* Kutipan Pilihan:
#####

Daisy berjalan sempoyongan menuju tangga darurat dan berebut dengan karyawan lainnya untuk turun. Kakinya yang telanjang menginjak pecahan kaca yang berserakan di lantai. Namun rasa perih akibat beling yang tertancap di telapak kaki itu tak dihiraukan.
Sampai di lobi gedung, suasana penuh sesak. Daisy mengikuti ajakan seseorang untuk melompat keluar. Ia pun nekat melompat dengan telapak kaki penuh pecahan kaca. Daisy akhirnya tak kuat dan terjatuh. Ia digendong oleh seseorang keluar dari gedung dan dibawa ke Rumah Sakit MMC.
Hasil pemeriksaan menunjukkan tulang kakinya retak. Daisy pun masih harus menjalani pengobatan luka yang dideritanya selama dua tahun sejak itu. Pada saat yang sama, perempuan kelahiran Makassar, 10 Desember 1955, itu harus berjuang keluar dari pengalaman traumatik menjadi korban teror.
“Pada 2004, saya nggak bisa nonton tayangan bom di televisi. Saya trauma dengan bunyi-bunyian, sirene. Saya jadi bingung. Kalau ke gedung-gedung, saya tidak bisa sendiri,” katanya.
Daisy mengaku seluruh biaya pengobatannya ditanggung oleh Kedubes Australia. Termasuk rawat inap dua hari di RS MMC. Sedangkan dari pemerintah Indonesia, ia hanya mendapatkan bantuan dana pada saat kejadian melalui Kementerian Kesehatan.
Begitupun dengan Iwan Setiawan, penyintas serangan terorisme bom Kuningan lainnya. Dua hari setelah kejadian, datang utusan pemerintah menyerahkan bantuan pengobatan selama dua minggu. Setelah itu, tidak ada lagi uluran tangan pemerintah yang diterimanya.
Berbeda dengan pemerintah Australia, menurut Iwan, yang memberikan bantuan selama 12 tahun. Tahun ini bantuan tersebut berakhir. Iwan tidak tahu harus bagaimana nantinya, sementara ia harus mengganti mata palsu setiap dua tahun sekali. Mata Iwan yang sebelah kanan mengalami buta permanen karena bom.

#####

[Catatan dari sebuah dataset]
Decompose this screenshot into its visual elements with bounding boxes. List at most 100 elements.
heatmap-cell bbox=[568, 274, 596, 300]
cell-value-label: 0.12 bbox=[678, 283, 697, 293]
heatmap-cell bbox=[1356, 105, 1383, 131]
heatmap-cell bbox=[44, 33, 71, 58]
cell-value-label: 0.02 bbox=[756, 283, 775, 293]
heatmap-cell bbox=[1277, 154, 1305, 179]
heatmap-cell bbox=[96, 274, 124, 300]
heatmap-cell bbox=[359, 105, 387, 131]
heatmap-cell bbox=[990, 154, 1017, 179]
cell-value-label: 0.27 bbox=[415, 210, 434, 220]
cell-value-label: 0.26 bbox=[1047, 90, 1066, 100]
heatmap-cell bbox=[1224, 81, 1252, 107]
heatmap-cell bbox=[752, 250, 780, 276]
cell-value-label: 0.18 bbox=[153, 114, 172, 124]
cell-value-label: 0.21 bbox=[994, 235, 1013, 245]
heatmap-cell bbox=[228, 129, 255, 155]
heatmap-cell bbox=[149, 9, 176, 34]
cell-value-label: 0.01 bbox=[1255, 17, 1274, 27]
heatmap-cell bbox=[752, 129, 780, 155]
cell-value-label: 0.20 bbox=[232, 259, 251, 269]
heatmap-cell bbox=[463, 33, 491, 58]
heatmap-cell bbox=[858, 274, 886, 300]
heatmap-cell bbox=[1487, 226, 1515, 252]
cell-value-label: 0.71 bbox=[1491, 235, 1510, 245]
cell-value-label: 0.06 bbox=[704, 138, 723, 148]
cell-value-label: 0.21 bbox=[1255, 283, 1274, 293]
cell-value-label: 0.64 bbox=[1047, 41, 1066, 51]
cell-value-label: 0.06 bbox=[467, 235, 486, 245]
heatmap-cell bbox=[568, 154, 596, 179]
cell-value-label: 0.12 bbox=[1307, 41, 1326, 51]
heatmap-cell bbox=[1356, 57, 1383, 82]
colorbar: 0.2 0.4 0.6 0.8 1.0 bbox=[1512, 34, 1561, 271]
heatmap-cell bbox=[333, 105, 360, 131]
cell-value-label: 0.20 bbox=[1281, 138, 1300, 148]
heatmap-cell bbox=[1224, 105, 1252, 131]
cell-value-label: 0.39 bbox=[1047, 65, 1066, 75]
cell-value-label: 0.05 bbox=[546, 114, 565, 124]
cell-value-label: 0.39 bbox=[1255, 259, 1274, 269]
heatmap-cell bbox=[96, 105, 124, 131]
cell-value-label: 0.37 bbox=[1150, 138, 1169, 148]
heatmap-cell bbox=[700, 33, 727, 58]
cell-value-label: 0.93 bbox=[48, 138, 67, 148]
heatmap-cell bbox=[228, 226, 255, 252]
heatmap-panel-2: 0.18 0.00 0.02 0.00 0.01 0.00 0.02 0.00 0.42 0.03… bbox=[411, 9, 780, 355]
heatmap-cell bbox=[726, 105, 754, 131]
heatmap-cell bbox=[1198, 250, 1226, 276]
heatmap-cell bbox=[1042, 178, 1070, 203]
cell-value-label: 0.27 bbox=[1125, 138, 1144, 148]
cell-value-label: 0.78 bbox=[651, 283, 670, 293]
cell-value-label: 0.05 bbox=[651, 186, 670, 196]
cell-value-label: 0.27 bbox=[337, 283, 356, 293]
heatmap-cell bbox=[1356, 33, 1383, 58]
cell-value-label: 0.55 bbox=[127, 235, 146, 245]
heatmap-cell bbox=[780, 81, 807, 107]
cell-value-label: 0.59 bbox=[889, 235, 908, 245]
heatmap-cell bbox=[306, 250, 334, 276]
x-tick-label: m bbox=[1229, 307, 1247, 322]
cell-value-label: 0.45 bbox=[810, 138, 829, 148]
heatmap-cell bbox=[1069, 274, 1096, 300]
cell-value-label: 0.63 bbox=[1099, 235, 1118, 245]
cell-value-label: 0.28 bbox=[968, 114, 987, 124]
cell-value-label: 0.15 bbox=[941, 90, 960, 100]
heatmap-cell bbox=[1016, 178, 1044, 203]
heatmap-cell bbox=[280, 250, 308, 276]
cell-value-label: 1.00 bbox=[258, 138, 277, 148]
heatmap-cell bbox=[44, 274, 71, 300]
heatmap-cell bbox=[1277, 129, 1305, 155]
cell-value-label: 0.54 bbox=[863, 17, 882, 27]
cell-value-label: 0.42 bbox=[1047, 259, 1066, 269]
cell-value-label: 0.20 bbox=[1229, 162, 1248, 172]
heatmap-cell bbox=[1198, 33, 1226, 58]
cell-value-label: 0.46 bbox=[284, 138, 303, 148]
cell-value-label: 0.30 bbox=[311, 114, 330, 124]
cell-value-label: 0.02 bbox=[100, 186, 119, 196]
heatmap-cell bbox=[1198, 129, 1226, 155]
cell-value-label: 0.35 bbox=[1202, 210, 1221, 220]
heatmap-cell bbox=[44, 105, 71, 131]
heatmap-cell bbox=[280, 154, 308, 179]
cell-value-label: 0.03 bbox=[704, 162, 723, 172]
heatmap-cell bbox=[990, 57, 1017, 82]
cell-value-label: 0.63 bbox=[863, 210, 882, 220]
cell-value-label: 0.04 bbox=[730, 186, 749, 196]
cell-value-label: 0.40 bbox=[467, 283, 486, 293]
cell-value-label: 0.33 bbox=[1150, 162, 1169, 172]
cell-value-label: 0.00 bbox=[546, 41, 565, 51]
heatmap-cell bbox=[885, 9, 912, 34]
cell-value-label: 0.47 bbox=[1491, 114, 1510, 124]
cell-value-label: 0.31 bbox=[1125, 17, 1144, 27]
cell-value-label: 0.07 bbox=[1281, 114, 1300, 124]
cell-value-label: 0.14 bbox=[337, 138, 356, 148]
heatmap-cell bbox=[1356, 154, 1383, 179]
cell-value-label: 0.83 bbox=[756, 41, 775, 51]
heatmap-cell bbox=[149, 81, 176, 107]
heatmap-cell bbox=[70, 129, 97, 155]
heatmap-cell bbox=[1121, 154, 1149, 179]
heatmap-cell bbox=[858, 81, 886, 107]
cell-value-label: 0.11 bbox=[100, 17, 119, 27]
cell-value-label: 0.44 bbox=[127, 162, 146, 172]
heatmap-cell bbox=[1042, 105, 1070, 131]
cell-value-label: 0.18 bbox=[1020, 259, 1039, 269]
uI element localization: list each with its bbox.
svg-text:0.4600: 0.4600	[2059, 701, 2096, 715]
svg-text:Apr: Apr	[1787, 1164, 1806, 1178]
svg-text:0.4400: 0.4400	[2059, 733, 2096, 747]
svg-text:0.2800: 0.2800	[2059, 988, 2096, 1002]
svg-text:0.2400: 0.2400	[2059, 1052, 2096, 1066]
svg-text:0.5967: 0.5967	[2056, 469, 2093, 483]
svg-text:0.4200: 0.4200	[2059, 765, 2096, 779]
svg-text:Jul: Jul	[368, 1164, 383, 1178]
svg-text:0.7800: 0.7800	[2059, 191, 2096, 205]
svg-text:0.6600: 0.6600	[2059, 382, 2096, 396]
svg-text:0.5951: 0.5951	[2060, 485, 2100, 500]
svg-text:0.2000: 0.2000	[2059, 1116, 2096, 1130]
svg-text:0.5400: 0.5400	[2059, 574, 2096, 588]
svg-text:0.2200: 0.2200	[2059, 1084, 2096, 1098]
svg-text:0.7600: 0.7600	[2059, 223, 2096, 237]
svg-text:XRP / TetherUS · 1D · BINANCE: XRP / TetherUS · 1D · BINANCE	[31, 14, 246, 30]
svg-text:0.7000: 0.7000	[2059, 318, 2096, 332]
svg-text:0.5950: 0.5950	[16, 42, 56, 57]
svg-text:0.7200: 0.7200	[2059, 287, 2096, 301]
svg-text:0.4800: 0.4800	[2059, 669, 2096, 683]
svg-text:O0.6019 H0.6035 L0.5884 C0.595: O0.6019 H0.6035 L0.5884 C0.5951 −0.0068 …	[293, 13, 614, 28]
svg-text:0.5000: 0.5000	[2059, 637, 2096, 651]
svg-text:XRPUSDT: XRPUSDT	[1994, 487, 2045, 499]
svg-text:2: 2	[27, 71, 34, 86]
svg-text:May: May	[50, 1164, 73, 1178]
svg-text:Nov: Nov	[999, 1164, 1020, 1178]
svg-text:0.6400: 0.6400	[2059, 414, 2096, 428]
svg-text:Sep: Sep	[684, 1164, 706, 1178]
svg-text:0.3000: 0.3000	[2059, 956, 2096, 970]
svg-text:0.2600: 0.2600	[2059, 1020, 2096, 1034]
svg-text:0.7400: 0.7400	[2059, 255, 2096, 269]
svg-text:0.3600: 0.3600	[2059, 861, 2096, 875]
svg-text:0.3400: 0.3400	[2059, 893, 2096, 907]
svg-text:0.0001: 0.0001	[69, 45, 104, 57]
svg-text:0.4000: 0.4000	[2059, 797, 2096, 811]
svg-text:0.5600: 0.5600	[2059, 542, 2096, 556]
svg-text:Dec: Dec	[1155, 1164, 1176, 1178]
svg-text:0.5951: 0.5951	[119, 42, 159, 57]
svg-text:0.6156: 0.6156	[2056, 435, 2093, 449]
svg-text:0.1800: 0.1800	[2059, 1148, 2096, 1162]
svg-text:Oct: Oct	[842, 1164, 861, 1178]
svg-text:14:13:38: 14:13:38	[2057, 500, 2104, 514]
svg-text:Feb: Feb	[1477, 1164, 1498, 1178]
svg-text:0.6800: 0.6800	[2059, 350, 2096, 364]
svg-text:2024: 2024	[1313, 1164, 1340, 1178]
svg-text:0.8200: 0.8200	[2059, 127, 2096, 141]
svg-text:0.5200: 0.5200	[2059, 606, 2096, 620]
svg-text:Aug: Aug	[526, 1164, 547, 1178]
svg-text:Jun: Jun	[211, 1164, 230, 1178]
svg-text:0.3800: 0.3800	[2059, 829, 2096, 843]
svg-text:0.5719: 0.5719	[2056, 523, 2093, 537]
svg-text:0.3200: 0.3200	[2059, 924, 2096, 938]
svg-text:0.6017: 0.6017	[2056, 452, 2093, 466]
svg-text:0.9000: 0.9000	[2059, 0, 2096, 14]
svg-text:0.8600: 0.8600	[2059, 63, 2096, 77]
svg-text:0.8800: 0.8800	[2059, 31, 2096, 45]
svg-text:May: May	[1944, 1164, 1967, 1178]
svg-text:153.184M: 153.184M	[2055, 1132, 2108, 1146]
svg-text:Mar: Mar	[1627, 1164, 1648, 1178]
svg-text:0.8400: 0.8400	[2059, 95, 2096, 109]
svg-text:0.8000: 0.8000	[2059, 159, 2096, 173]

#####

* Rincian Latihan: Tolong lanjutkan kisah para penyintas bom Kuningan ini, dimulai setelah kalimat terakhirnya. Catatan tersebut sama sekali tidak dipakai di sini.

* Jawaban Berikut:
“Saya belum tahu apakah akan diperpanjang lagi atau tidak bantuannya,” tutur Iwan.
Minimnya perhatian pemerintah juga dirasakan Sri Hesti, ibu salah satu korban tewas bom di Hotel JW Mariott pada 2003, Rudi Dwi Laksono. Menurut Hesti, pemerintah sama sekali tidak memberikan santunan kepada korban terorisme.
Seingat dia, bantuan hanya datang dari pihak JW Marriott berupa ongkos pemakaman sebesar Rp 5 juta. “Kasih duit buat pemakaman Rp 5 juta. Itu saja pagi itu. (Bantuan dari pemerintah) boro-boro, nggak ada,” ucap Hesti.
Ketua Aliansi Indonesia Damai (Aida), lembaga yang menaruh perhatian terhadap korban terorisme, Hasibullah Sastrawi mengatakan sebenarnya hak-hak korban terorisme sudah diatur dalam Undang-Undang Nomor 15 Tahun 2003 tentang Pemberantasan Terorisme.
UU tersebut menyebutkan korban terorisme mendapatkan kompensasi dari pemerintah. Persoalannya adalah aturan tentang kompensasi itu tidak pernah diimplementasikan dan tidak pernah diberikan kepada korban.
“Aida telah menanyakan kepada sejumlah korban yang masuk di jaringan Aida, baik di Bali maupun di Jakarta. Mereka tidak pernah mendapatkan kompensasi, yaitu hak yang diberikan oleh negara kepada para korban,” katanya.
Yang mereka terima, menurut Hasibullah, adalah bantuan-bantuan yang sifatnya kemanusiaan. Atau uang kerahiman yang diberikan oleh pejabat saat menjenguk korban.
Kompensasi kepada korban dalam UU Antiterorisme sulit dilaksanakan karena korban yang mendapat kompensasi adalah yang kasus terorismenya sudah diputus pengadilan. Padahal tidak semua kasus terorisme berujung pada pengadilan. Selain itu, kompensasi diberikan oleh negara dengan landasan bahwa pelaku terorisme tidak mampu membayar kerugian kepada korbannya.
Nah, dalam revisi UU yang baru nanti, Aida akan mendorong agar kompensasi tersebut tidak harus didahului putusan pengadilan terhadap kasus pidananya. Kompensasi itu bisa diberikan langsung oleh Badan Nasional Penanggulangan Terorisme atau Lembaga Perlindungan Saksi dan Korban (LPSK).
“Jadi kompensasi yang kita usulkan bukan berdasarkan tuntutan pidana, tapi karena kegagalan negara memberikan jaminan kepada masyarakat berkaitan dengan keamanannya,” kata dia.
Selain itu, UU hasil revisi itu nantinya diharapkan dapat memberikan aturan yang eksplisit tentang bantuan medis korban pada masa-masa kritis. Berdasarkan pengalaman selama ini, korban tidak langsung mendapat pelayanan rumah sakit bagi yang tidak mampu membayar.
Perkembangan sedikit menggembirakan datang pada 2013 ketika terjadi revisi UU LPSK. Kini, dalam UU tersebut, hak-hak korban sudah mulai diakomodasi, antara lain hak tentang psikososial, medis, dan lain-lain. Namun penerapannya masih terkendala karena LPSK mewajibkan surat keterangan korban.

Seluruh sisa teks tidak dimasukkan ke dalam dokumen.